··· Records provided ···
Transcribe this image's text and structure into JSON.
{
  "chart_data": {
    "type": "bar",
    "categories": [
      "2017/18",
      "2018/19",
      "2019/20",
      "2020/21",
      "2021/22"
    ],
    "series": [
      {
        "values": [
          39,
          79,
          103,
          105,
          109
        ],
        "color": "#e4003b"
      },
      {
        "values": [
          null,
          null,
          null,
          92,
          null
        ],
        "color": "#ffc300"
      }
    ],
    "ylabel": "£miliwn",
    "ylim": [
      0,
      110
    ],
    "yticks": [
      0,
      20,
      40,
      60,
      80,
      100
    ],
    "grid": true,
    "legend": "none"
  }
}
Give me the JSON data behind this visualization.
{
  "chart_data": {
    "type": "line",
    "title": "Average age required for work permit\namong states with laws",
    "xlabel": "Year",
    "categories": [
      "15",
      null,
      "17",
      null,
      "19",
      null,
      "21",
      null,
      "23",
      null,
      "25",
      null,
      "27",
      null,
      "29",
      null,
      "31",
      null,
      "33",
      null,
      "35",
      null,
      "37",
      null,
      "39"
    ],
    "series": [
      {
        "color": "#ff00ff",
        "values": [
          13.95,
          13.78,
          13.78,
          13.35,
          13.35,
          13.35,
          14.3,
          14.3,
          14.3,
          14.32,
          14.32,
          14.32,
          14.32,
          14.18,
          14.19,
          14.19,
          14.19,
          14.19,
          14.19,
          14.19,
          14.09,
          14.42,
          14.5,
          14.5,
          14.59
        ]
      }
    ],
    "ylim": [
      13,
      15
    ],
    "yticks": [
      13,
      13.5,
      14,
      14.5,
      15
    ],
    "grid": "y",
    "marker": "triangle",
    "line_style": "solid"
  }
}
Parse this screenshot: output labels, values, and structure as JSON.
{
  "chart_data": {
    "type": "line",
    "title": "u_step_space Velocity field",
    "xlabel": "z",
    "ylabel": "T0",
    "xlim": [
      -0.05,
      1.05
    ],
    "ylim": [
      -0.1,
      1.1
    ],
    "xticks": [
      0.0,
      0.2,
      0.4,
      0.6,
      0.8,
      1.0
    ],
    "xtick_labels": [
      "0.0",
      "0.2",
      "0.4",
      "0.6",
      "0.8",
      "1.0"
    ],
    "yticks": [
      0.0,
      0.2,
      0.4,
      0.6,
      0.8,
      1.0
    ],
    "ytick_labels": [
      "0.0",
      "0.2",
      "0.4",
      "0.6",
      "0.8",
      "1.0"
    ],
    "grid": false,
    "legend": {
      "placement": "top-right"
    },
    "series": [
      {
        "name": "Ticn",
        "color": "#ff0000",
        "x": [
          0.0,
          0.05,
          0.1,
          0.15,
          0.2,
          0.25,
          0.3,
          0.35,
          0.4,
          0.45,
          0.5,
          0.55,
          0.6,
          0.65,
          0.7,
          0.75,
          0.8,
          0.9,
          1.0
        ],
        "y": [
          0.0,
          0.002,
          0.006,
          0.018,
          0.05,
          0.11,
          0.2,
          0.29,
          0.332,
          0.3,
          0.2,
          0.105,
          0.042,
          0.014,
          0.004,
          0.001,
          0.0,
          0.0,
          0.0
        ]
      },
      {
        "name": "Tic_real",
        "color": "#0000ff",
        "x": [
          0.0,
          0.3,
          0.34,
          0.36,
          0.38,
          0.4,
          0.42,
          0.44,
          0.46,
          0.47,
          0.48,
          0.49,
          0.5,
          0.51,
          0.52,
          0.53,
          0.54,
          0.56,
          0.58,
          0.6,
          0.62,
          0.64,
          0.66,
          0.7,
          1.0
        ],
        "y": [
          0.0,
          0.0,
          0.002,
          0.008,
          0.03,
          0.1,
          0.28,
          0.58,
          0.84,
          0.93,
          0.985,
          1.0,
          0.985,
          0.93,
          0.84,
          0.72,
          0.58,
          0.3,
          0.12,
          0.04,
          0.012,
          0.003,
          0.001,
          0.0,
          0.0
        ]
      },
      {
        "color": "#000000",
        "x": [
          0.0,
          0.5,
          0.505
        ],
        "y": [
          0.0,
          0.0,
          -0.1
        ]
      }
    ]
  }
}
···
* [Requirement] Copy each line of the listing in which the word "this" can be found.

* [Expected output]
Transcribe this image's text and structure into JSON.
Give me the JSON data behind this visualization.
Parse this screenshot: output labels, values, and structure as JSON.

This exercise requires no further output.